>>>>

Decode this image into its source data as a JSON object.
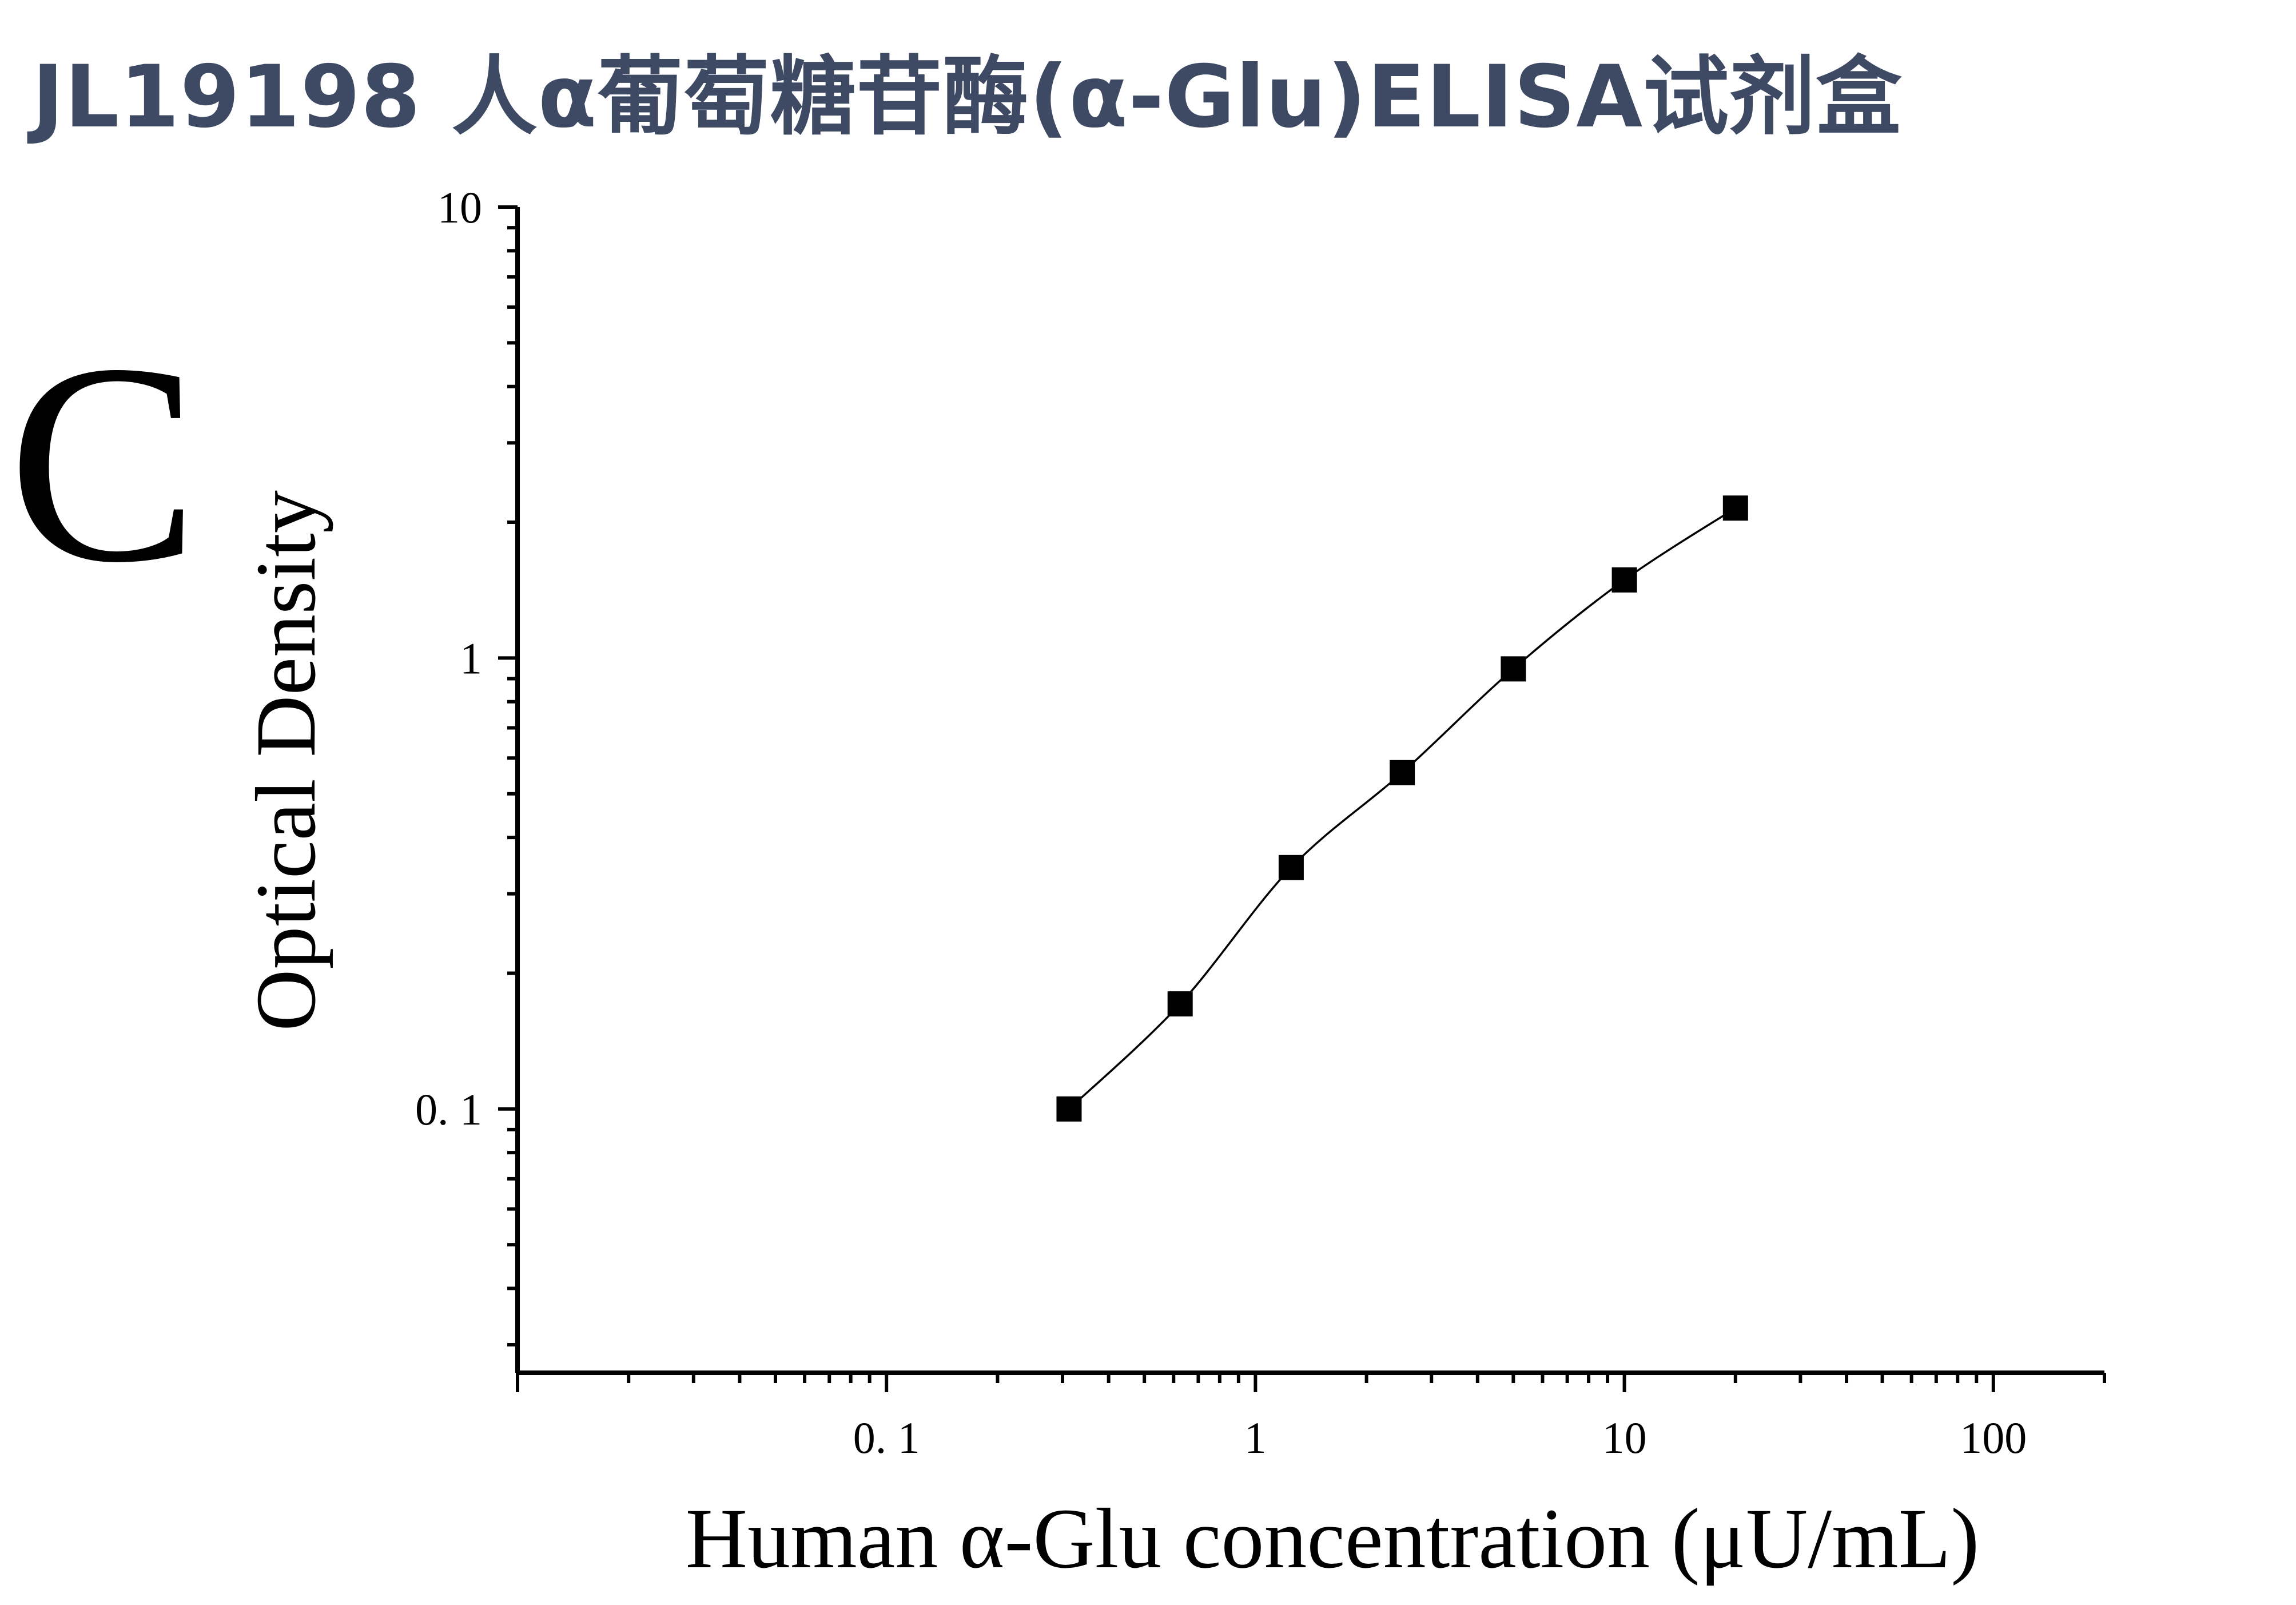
{
  "header": {
    "title": "JL19198 人α葡萄糖苷酶(α-Glu)ELISA试剂盒",
    "panel_label": "C"
  },
  "chart_data": {
    "type": "scatter",
    "title": "",
    "xlabel": "Human α-Glu concentration (μU/mL)",
    "ylabel": "Optical Density",
    "x_scale": "log",
    "y_scale": "log",
    "xlim": [
      0.01,
      200
    ],
    "ylim": [
      0.026,
      10
    ],
    "x_ticks": [
      0.1,
      1,
      10,
      100
    ],
    "x_tick_labels": [
      "0. 1",
      "1",
      "10",
      "100"
    ],
    "y_ticks": [
      0.1,
      1,
      10
    ],
    "y_tick_labels": [
      "0. 1",
      "1",
      "10"
    ],
    "grid": false,
    "legend": "none",
    "series": [
      {
        "marker": "square",
        "line": "smooth",
        "color": "#000000",
        "x": [
          0.3125,
          0.625,
          1.25,
          2.5,
          5,
          10,
          20
        ],
        "y": [
          0.1,
          0.171,
          0.343,
          0.557,
          0.946,
          1.49,
          2.15
        ]
      }
    ]
  }
}
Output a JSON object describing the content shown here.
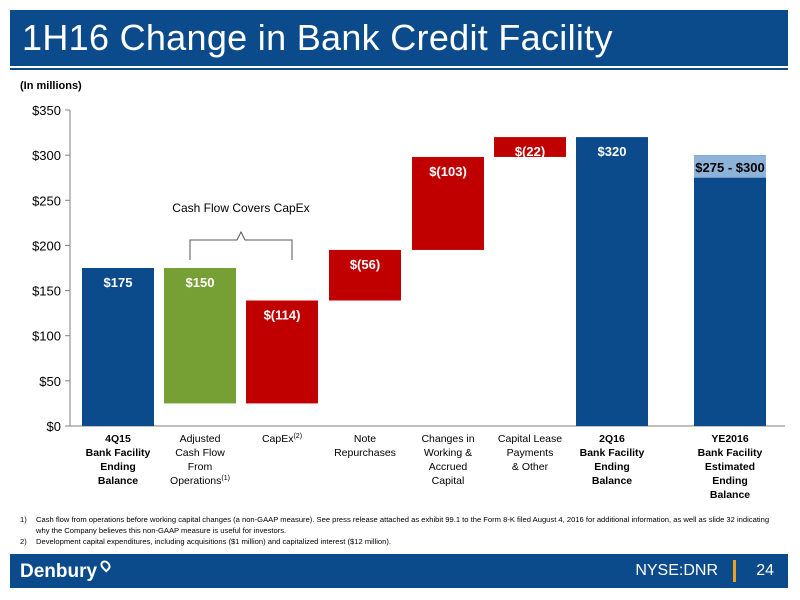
{
  "title": "1H16 Change in Bank Credit Facility",
  "units_note": "(In millions)",
  "annotation": "Cash Flow Covers CapEx",
  "chart_data": {
    "type": "bar",
    "subtype": "waterfall",
    "ylim": [
      0,
      350
    ],
    "yticks": [
      "$0",
      "$50",
      "$100",
      "$150",
      "$200",
      "$250",
      "$300",
      "$350"
    ],
    "categories": [
      [
        "4Q15",
        "Bank Facility",
        "Ending",
        "Balance"
      ],
      [
        "Adjusted",
        "Cash Flow",
        "From",
        "Operations"
      ],
      [
        "CapEx"
      ],
      [
        "Note",
        "Repurchases"
      ],
      [
        "Changes in",
        "Working &",
        "Accrued",
        "Capital"
      ],
      [
        "Capital Lease",
        "Payments",
        "& Other"
      ],
      [
        "2Q16",
        "Bank Facility",
        "Ending",
        "Balance"
      ],
      [
        "YE2016",
        "Bank Facility",
        "Estimated",
        "Ending",
        "Balance"
      ]
    ],
    "category_superscripts": [
      "",
      "(1)",
      "(2)",
      "",
      "",
      "",
      "",
      ""
    ],
    "bold_categories": [
      0,
      6,
      7
    ],
    "bars": [
      {
        "start": 0,
        "end": 175,
        "label": "$175",
        "color": "#0b4a8b"
      },
      {
        "start": 25,
        "end": 175,
        "label": "$150",
        "color": "#76a034"
      },
      {
        "start": 25,
        "end": 139,
        "label": "$(114)",
        "color": "#c00000"
      },
      {
        "start": 139,
        "end": 195,
        "label": "$(56)",
        "color": "#c00000"
      },
      {
        "start": 195,
        "end": 298,
        "label": "$(103)",
        "color": "#c00000"
      },
      {
        "start": 298,
        "end": 320,
        "label": "$(22)",
        "color": "#c00000"
      },
      {
        "start": 0,
        "end": 320,
        "label": "$320",
        "color": "#0b4a8b"
      },
      {
        "start": 0,
        "end": 300,
        "range_low": 275,
        "label": "$275 - $300",
        "color": "#0b4a8b",
        "range_color": "#8db3d9"
      }
    ]
  },
  "footnotes": [
    {
      "num": "1)",
      "text": "Cash flow from operations before working capital changes (a non-GAAP measure). See press release attached as exhibit 99.1 to the Form 8-K filed August 4, 2016 for additional information, as well as slide 32 indicating why the Company believes this non-GAAP measure is useful for investors."
    },
    {
      "num": "2)",
      "text": "Development capital expenditures, including acquisitions ($1 million) and capitalized interest ($12 million)."
    }
  ],
  "footer": {
    "logo": "Denbury",
    "ticker": "NYSE:DNR",
    "page": "24"
  }
}
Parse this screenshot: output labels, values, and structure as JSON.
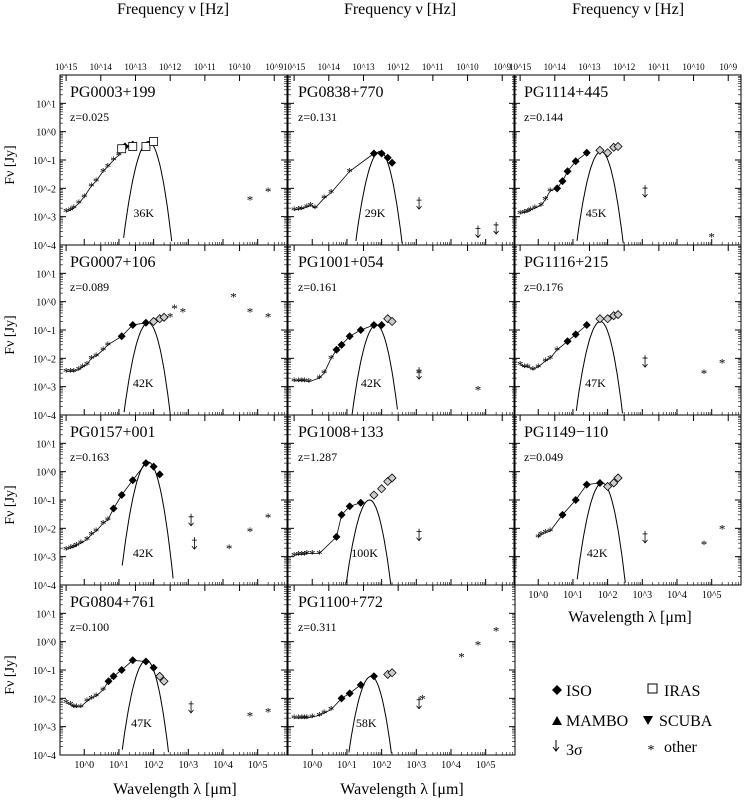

<<<<

→ Written problem
Make an exact copy of all entries above, dropping the images.

→ Reply to the task
Decode this image into its source data as a JSON object.
{
  "header": {
    "title": "JL19198 人α葡萄糖苷酶(α-Glu)ELISA试剂盒",
    "panel_label": "C"
  },
  "chart_data": {
    "type": "scatter",
    "title": "",
    "xlabel": "Human α-Glu concentration (μU/mL)",
    "ylabel": "Optical Density",
    "x_scale": "log",
    "y_scale": "log",
    "xlim": [
      0.01,
      200
    ],
    "ylim": [
      0.026,
      10
    ],
    "x_ticks": [
      0.1,
      1,
      10,
      100
    ],
    "x_tick_labels": [
      "0. 1",
      "1",
      "10",
      "100"
    ],
    "y_ticks": [
      0.1,
      1,
      10
    ],
    "y_tick_labels": [
      "0. 1",
      "1",
      "10"
    ],
    "grid": false,
    "legend": "none",
    "series": [
      {
        "marker": "square",
        "line": "smooth",
        "color": "#000000",
        "x": [
          0.3125,
          0.625,
          1.25,
          2.5,
          5,
          10,
          20
        ],
        "y": [
          0.1,
          0.171,
          0.343,
          0.557,
          0.946,
          1.49,
          2.15
        ]
      }
    ]
  }
}
Output a JSON object describing the content shown here.
{
  "title": "1H16 Change in Bank Credit Facility",
  "units_note": "(In millions)",
  "annotation": "Cash Flow Covers CapEx",
  "chart_data": {
    "type": "bar",
    "subtype": "waterfall",
    "ylim": [
      0,
      350
    ],
    "yticks": [
      "$0",
      "$50",
      "$100",
      "$150",
      "$200",
      "$250",
      "$300",
      "$350"
    ],
    "categories": [
      [
        "4Q15",
        "Bank Facility",
        "Ending",
        "Balance"
      ],
      [
        "Adjusted",
        "Cash Flow",
        "From",
        "Operations"
      ],
      [
        "CapEx"
      ],
      [
        "Note",
        "Repurchases"
      ],
      [
        "Changes in",
        "Working &",
        "Accrued",
        "Capital"
      ],
      [
        "Capital Lease",
        "Payments",
        "& Other"
      ],
      [
        "2Q16",
        "Bank Facility",
        "Ending",
        "Balance"
      ],
      [
        "YE2016",
        "Bank Facility",
        "Estimated",
        "Ending",
        "Balance"
      ]
    ],
    "category_superscripts": [
      "",
      "(1)",
      "(2)",
      "",
      "",
      "",
      "",
      ""
    ],
    "bold_categories": [
      0,
      6,
      7
    ],
    "bars": [
      {
        "start": 0,
        "end": 175,
        "label": "$175",
        "color": "#0b4a8b"
      },
      {
        "start": 25,
        "end": 175,
        "label": "$150",
        "color": "#76a034"
      },
      {
        "start": 25,
        "end": 139,
        "label": "$(114)",
        "color": "#c00000"
      },
      {
        "start": 139,
        "end": 195,
        "label": "$(56)",
        "color": "#c00000"
      },
      {
        "start": 195,
        "end": 298,
        "label": "$(103)",
        "color": "#c00000"
      },
      {
        "start": 298,
        "end": 320,
        "label": "$(22)",
        "color": "#c00000"
      },
      {
        "start": 0,
        "end": 320,
        "label": "$320",
        "color": "#0b4a8b"
      },
      {
        "start": 0,
        "end": 300,
        "range_low": 275,
        "label": "$275 - $300",
        "color": "#0b4a8b",
        "range_color": "#8db3d9"
      }
    ]
  },
  "footnotes": [
    {
      "num": "1)",
      "text": "Cash flow from operations before working capital changes (a non-GAAP measure). See press release attached as exhibit 99.1 to the Form 8-K filed August 4, 2016 for additional information, as well as slide 32 indicating why the Company believes this non-GAAP measure is useful for investors."
    },
    {
      "num": "2)",
      "text": "Development capital expenditures, including acquisitions ($1 million) and capitalized interest ($12 million)."
    }
  ],
  "footer": {
    "logo": "Denbury",
    "ticker": "NYSE:DNR",
    "page": "24"
  }
}
Parse this screenshot: output labels, values, and structure as JSON.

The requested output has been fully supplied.